Each entry must be given again exactly; images do not belong in the copy.

--------------------

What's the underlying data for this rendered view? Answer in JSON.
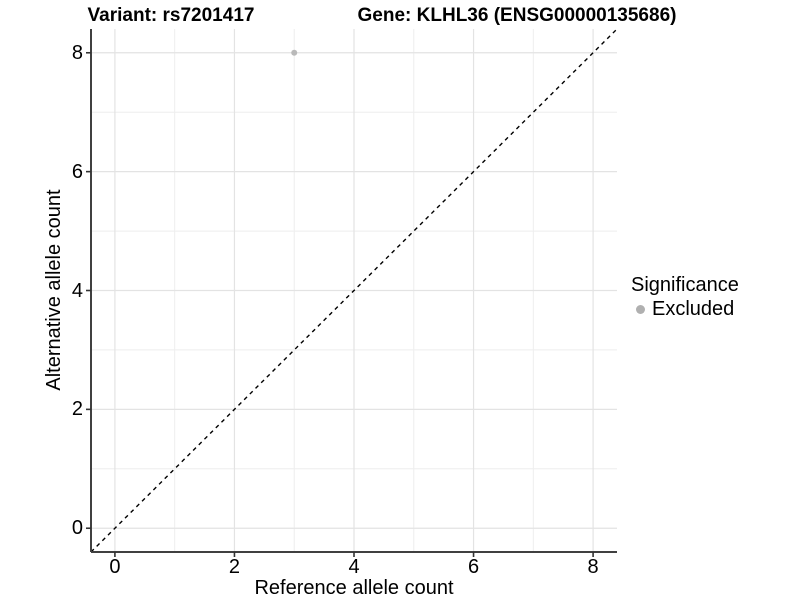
{
  "chart_data": {
    "type": "scatter",
    "titles": {
      "left": "Variant: rs7201417",
      "right": "Gene: KLHL36 (ENSG00000135686)"
    },
    "xlabel": "Reference allele count",
    "ylabel": "Alternative allele count",
    "xlim": [
      -0.4,
      8.4
    ],
    "ylim": [
      -0.4,
      8.4
    ],
    "x_ticks": [
      0,
      2,
      4,
      6,
      8
    ],
    "y_ticks": [
      0,
      2,
      4,
      6,
      8
    ],
    "x_minor_ticks": [
      1,
      3,
      5,
      7
    ],
    "y_minor_ticks": [
      1,
      3,
      5,
      7
    ],
    "grid": {
      "major_color": "#e3e3e3",
      "minor_color": "#eeeeee"
    },
    "axis_line_color": "#404040",
    "tick_color": "#333333",
    "identity_line": {
      "style": "dashed",
      "slope": 1,
      "intercept": 0,
      "color": "#000000"
    },
    "series": [
      {
        "name": "Excluded",
        "color": "#b9b9b9",
        "points": [
          [
            3,
            8
          ]
        ]
      }
    ],
    "legend": {
      "title": "Significance",
      "position": "right",
      "items": [
        {
          "label": "Excluded",
          "color": "#b0b0b0",
          "marker": "circle"
        }
      ]
    }
  }
}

--------------------

# Solution for this task:
What's the underlying data for this rendered view? Answer in JSON.
{
  "chart_data": {
    "type": "scatter",
    "titles": {
      "left": "Variant: rs7201417",
      "right": "Gene: KLHL36 (ENSG00000135686)"
    },
    "xlabel": "Reference allele count",
    "ylabel": "Alternative allele count",
    "xlim": [
      -0.4,
      8.4
    ],
    "ylim": [
      -0.4,
      8.4
    ],
    "x_ticks": [
      0,
      2,
      4,
      6,
      8
    ],
    "y_ticks": [
      0,
      2,
      4,
      6,
      8
    ],
    "x_minor_ticks": [
      1,
      3,
      5,
      7
    ],
    "y_minor_ticks": [
      1,
      3,
      5,
      7
    ],
    "grid": {
      "major_color": "#e3e3e3",
      "minor_color": "#eeeeee"
    },
    "axis_line_color": "#404040",
    "tick_color": "#333333",
    "identity_line": {
      "style": "dashed",
      "slope": 1,
      "intercept": 0,
      "color": "#000000"
    },
    "series": [
      {
        "name": "Excluded",
        "color": "#b9b9b9",
        "points": [
          [
            3,
            8
          ]
        ]
      }
    ],
    "legend": {
      "title": "Significance",
      "position": "right",
      "items": [
        {
          "label": "Excluded",
          "color": "#b0b0b0",
          "marker": "circle"
        }
      ]
    }
  }
}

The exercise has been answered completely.